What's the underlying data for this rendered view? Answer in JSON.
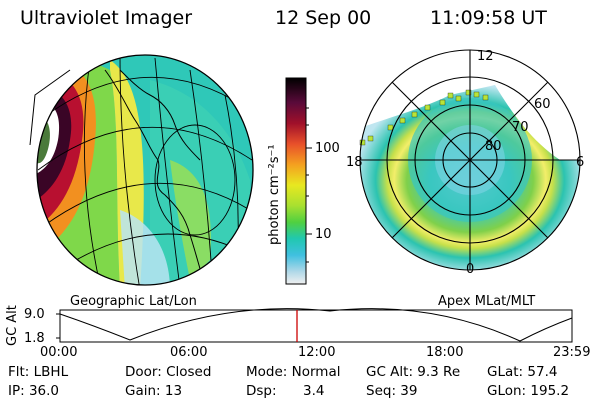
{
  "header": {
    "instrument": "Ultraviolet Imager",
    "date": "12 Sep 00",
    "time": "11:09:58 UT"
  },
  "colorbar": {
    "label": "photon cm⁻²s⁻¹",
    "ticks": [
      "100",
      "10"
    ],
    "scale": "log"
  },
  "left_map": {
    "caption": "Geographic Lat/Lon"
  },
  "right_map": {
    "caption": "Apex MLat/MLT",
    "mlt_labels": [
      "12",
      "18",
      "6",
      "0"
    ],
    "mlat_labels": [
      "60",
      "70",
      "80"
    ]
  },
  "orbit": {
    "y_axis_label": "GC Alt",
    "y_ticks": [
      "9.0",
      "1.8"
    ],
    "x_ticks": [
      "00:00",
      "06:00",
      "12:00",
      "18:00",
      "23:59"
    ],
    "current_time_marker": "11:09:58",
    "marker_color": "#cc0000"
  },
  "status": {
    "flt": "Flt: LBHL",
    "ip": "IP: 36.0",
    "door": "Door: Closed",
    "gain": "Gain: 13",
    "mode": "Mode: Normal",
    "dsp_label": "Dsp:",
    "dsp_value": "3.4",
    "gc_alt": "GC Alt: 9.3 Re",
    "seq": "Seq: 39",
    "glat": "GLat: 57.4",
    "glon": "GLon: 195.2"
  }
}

==

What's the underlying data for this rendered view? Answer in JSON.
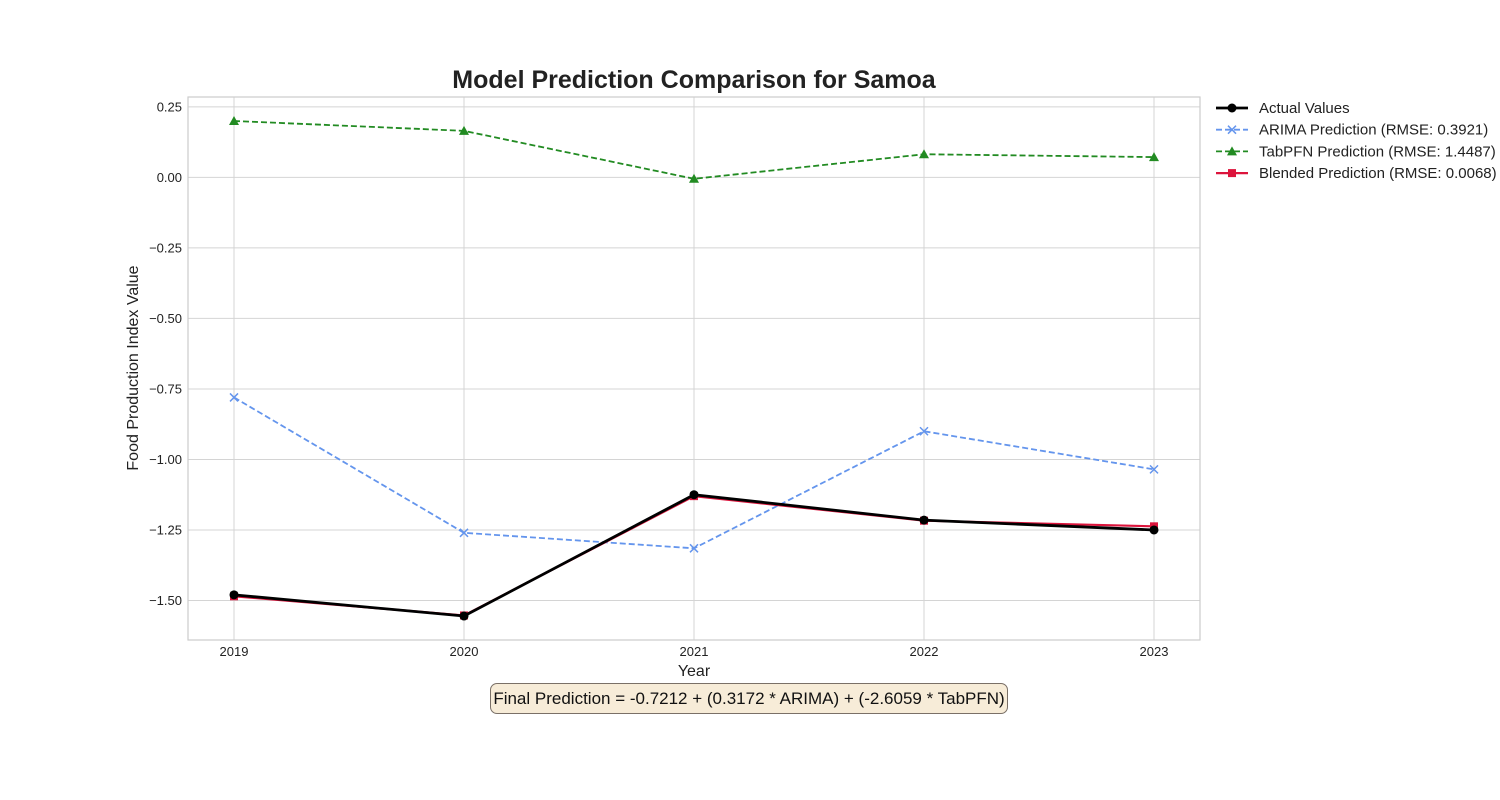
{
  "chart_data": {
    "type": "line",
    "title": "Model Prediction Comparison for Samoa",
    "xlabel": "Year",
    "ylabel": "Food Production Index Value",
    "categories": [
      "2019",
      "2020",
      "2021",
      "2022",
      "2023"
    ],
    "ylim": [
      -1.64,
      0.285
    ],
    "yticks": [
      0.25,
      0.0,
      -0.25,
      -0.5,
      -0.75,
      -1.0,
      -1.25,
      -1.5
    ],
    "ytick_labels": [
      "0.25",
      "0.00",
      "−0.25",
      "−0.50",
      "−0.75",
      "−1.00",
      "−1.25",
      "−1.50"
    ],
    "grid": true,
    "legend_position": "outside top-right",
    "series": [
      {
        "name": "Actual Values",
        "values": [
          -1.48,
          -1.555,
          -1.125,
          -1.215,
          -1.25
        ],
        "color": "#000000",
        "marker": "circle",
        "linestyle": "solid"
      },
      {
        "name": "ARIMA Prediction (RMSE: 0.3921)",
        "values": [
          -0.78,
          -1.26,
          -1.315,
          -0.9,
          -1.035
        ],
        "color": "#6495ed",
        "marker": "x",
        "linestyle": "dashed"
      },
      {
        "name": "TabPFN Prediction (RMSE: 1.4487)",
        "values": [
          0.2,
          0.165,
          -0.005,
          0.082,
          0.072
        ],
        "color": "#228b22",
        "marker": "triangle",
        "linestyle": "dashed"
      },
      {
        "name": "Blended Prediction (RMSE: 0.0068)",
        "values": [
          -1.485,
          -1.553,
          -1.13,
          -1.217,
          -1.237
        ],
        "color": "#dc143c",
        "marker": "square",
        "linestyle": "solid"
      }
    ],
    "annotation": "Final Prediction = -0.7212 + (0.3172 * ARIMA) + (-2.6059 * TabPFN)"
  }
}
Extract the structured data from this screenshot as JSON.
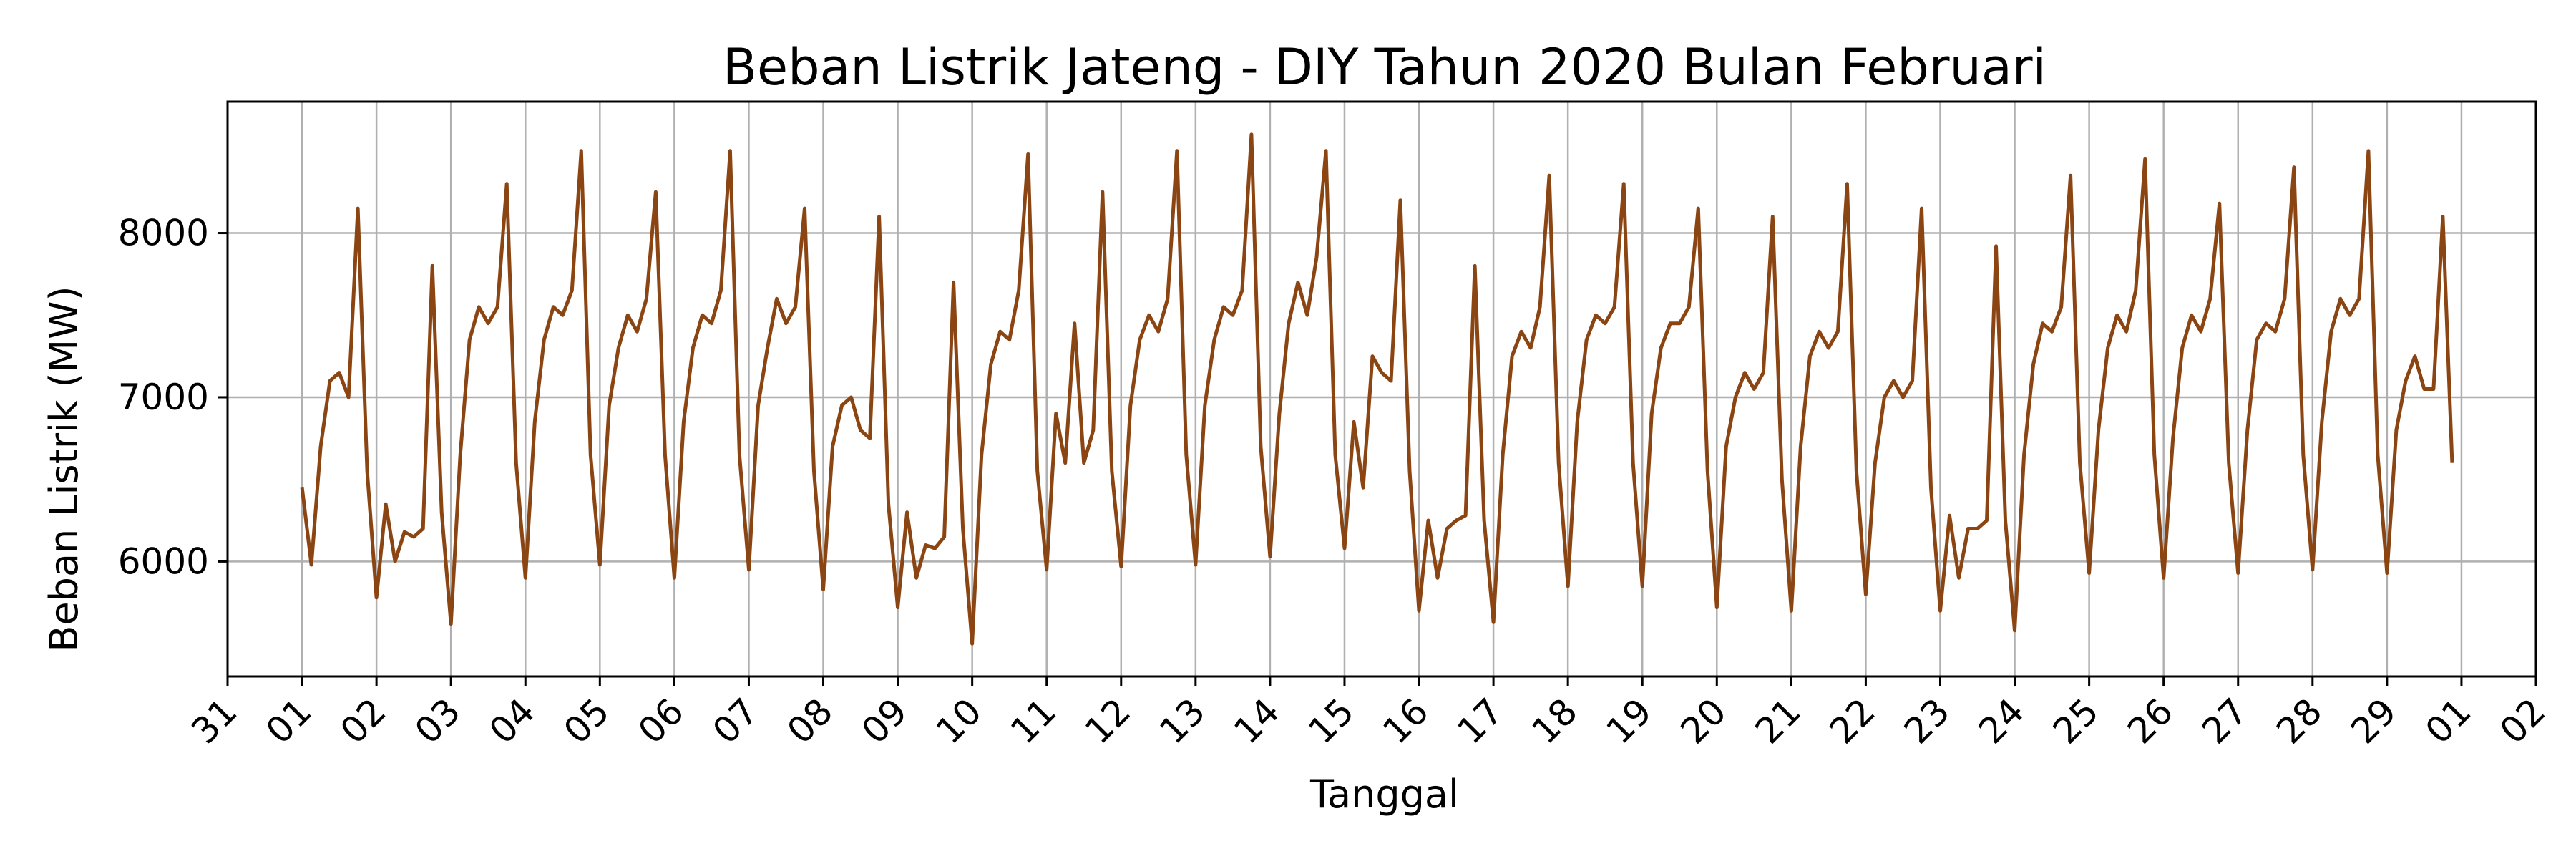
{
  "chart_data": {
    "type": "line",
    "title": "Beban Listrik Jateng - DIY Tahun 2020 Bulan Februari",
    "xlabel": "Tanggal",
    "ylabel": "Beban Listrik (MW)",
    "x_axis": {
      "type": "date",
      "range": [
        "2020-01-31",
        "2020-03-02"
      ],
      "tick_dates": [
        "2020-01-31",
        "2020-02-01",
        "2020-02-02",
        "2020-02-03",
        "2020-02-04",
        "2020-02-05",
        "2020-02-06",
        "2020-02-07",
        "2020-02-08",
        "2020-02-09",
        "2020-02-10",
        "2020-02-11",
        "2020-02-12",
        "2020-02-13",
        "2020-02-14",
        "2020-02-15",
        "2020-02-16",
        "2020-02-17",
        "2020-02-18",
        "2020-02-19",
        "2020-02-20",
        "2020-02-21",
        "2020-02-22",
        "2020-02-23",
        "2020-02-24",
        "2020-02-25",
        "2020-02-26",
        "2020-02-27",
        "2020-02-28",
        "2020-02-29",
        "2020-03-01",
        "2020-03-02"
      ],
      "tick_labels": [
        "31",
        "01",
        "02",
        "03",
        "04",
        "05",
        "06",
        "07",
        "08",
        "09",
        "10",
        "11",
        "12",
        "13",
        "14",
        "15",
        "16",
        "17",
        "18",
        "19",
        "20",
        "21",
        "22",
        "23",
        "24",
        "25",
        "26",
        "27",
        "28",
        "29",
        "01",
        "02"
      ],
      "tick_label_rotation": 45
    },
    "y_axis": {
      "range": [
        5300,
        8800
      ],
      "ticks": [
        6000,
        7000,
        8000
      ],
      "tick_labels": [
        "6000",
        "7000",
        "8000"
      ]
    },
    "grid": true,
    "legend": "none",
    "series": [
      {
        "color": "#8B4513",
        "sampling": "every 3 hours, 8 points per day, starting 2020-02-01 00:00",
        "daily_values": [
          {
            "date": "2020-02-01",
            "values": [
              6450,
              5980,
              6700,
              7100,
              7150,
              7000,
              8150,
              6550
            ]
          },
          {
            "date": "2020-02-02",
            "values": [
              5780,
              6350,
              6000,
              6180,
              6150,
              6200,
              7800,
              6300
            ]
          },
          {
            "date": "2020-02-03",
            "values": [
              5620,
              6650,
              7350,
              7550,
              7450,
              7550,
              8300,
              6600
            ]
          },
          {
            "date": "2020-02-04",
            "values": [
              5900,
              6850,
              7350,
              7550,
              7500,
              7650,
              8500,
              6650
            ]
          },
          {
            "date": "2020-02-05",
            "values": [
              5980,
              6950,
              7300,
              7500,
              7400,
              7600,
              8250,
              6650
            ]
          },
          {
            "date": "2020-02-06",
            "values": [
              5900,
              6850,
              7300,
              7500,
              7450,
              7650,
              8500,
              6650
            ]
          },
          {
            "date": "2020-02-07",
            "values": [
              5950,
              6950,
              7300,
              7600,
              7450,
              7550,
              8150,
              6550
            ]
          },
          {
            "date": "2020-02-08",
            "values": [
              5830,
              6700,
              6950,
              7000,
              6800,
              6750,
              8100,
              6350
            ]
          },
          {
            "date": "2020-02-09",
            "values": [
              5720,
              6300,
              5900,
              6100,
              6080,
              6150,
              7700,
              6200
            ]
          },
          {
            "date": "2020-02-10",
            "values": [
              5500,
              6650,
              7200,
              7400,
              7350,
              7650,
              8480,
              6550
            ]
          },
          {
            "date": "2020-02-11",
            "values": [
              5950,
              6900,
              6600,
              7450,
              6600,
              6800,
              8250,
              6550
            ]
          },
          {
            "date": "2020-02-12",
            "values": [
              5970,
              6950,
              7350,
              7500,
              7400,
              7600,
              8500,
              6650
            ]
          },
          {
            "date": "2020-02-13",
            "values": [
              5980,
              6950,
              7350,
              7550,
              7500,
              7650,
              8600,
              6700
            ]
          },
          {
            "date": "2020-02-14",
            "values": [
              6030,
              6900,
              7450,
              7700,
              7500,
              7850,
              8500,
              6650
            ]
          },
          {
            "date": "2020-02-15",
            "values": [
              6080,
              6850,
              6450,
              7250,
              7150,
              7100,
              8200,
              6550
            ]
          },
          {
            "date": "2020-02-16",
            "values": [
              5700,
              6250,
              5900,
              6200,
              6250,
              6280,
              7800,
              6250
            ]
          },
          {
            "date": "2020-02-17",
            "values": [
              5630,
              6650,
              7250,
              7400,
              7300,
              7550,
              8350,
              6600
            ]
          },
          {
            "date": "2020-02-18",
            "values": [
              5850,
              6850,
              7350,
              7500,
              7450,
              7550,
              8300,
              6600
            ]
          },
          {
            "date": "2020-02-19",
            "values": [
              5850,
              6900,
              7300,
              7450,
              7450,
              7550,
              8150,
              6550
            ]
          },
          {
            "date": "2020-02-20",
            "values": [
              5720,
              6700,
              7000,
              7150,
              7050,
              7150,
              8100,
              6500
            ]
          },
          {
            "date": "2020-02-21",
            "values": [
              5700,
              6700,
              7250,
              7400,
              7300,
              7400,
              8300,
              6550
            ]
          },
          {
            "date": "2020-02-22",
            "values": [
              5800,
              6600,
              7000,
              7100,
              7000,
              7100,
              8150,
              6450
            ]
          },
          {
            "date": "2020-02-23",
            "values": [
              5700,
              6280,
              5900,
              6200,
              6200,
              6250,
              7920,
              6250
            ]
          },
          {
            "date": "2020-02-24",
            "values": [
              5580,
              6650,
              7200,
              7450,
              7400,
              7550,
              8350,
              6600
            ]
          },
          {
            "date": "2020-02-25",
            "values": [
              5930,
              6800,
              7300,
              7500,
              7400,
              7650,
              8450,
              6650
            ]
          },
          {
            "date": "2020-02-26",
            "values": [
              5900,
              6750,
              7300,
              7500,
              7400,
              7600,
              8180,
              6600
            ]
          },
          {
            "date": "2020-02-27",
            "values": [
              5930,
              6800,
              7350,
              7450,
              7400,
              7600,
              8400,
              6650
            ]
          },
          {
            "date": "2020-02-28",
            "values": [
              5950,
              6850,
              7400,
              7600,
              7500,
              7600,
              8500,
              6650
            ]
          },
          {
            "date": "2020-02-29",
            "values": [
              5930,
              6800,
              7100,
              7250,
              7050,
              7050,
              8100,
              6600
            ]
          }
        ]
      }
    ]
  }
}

◆ **WHAT IS REQUIRED**: State the number of lines in the records that contain the string "Listrik", and nothing more.

◆ **COMPLETED TASK**: 2